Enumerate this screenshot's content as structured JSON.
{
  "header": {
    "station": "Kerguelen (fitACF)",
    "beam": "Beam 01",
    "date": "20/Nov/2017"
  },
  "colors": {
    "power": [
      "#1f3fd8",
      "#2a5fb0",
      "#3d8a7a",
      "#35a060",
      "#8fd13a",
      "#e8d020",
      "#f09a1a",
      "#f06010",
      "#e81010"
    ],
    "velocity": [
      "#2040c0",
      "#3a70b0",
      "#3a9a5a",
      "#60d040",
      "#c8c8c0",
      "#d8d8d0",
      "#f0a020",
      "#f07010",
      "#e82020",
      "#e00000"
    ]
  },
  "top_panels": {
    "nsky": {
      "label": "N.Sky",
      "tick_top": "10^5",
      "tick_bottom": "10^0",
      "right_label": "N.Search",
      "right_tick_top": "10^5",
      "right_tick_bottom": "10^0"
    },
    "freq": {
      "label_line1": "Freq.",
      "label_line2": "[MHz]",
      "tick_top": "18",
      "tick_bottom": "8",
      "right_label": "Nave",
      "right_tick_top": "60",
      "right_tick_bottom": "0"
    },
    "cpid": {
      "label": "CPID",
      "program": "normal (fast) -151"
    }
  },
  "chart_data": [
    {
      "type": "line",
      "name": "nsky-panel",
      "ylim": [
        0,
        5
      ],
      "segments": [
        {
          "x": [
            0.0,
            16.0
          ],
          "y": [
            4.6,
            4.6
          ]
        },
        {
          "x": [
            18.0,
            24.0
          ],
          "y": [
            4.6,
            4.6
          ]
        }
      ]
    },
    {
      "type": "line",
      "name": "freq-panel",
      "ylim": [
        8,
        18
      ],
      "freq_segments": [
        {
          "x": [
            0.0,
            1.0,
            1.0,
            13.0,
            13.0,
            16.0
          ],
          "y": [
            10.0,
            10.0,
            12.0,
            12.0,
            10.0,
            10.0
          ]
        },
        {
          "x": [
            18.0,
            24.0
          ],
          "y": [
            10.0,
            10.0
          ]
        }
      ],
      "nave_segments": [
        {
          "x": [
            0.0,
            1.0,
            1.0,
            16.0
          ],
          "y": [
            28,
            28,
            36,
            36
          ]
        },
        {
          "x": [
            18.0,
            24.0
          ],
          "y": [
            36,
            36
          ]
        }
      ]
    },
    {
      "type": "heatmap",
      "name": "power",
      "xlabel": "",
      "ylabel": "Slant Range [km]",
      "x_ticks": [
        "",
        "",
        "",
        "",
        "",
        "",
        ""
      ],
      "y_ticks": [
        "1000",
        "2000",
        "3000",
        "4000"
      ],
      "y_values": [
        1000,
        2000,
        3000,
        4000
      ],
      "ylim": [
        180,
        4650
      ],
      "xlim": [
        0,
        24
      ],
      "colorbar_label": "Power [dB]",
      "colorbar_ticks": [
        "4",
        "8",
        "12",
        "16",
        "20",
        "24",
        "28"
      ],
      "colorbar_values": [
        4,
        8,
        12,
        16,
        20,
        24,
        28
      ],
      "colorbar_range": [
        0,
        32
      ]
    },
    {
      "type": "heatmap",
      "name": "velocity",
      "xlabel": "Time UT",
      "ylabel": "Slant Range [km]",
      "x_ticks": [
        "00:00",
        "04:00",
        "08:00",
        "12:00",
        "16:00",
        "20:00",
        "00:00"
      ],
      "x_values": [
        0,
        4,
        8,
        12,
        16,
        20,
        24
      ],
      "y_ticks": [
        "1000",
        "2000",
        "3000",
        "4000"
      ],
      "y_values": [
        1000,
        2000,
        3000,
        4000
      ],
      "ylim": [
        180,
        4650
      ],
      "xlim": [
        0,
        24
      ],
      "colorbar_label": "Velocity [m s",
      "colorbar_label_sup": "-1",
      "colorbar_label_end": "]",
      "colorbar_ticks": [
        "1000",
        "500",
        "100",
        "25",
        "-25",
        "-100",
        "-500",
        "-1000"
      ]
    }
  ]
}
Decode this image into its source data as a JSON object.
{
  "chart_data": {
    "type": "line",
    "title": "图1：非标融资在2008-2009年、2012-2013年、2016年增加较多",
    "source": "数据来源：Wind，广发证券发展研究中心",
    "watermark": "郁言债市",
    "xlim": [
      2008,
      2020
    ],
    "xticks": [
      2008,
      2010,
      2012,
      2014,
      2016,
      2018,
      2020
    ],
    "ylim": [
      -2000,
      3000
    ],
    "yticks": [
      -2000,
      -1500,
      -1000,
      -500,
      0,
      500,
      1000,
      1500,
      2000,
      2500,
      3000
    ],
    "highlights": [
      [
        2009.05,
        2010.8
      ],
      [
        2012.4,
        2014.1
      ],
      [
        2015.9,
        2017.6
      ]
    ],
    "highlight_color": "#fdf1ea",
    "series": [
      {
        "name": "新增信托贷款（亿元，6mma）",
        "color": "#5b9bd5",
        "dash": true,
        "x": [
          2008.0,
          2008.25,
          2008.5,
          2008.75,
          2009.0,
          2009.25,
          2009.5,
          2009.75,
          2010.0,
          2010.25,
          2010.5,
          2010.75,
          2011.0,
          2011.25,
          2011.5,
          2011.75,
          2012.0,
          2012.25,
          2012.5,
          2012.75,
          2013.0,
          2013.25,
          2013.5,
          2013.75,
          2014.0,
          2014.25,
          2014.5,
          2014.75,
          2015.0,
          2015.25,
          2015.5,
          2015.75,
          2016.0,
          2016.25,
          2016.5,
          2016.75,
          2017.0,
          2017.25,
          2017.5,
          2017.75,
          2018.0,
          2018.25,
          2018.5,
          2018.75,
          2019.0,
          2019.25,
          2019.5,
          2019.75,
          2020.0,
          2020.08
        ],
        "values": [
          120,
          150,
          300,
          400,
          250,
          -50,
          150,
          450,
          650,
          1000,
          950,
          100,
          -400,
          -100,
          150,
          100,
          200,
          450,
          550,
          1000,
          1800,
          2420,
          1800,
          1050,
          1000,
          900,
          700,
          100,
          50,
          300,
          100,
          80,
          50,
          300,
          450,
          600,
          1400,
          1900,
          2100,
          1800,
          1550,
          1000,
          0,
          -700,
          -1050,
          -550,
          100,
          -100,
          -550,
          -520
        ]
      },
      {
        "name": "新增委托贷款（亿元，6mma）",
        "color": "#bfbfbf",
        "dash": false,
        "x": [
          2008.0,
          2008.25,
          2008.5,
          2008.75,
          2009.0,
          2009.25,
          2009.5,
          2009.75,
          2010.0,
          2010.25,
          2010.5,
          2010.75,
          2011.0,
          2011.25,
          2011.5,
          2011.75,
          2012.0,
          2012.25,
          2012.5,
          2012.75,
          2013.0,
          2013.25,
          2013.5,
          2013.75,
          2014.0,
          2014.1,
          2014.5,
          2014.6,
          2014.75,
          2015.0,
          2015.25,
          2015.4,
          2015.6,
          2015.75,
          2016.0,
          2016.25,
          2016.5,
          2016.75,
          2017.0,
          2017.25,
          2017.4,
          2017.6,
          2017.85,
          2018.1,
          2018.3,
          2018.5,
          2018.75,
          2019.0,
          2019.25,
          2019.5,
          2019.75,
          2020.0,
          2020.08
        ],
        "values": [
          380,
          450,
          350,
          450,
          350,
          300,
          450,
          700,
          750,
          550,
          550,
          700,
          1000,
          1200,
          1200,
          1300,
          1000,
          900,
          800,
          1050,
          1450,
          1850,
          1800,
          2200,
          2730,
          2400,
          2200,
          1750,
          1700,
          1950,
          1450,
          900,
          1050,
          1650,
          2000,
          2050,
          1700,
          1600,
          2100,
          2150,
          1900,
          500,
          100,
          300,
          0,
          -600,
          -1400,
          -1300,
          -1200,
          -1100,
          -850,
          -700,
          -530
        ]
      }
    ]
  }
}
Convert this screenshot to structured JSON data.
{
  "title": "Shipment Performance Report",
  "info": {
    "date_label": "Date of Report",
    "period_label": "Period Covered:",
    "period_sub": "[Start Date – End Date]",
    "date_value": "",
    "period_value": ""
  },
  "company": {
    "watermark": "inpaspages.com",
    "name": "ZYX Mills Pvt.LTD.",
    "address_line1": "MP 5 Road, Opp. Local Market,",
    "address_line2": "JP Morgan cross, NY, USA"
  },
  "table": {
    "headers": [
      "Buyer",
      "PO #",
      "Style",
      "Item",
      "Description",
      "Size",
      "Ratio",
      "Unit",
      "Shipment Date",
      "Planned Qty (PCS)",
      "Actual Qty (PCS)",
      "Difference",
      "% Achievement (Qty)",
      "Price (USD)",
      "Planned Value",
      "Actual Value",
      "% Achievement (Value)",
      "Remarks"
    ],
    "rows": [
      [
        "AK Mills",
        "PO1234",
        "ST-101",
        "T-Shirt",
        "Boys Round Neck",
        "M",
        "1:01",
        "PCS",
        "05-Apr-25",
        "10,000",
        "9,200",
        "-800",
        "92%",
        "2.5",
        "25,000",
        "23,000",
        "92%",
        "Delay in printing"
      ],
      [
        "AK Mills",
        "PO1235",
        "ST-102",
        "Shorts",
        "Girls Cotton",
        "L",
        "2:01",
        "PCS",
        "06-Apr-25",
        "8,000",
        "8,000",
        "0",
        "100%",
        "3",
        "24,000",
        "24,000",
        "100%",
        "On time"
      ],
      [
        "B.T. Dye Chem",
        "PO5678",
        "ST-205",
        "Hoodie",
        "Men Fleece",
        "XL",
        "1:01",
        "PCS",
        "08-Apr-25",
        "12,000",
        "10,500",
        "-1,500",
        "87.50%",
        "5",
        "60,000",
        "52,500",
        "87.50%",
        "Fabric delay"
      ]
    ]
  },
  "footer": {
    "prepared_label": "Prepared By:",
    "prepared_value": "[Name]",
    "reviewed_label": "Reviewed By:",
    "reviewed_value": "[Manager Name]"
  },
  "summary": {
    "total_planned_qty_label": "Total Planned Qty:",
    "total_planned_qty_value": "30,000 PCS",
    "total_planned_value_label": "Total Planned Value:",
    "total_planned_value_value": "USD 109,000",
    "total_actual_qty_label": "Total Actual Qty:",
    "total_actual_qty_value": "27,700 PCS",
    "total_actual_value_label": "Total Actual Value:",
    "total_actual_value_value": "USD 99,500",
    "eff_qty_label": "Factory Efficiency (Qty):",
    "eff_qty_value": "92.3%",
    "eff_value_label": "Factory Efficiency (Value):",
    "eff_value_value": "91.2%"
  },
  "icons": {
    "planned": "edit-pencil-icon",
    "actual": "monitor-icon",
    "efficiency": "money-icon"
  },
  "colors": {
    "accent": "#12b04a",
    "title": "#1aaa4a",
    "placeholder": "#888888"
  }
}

## GIVEN PROBLEM
Using the records above, find and show each line with the string "Achievement".

## ANSWER TO THE TASK
      "% Achievement (Qty)",
      "% Achievement (Value)",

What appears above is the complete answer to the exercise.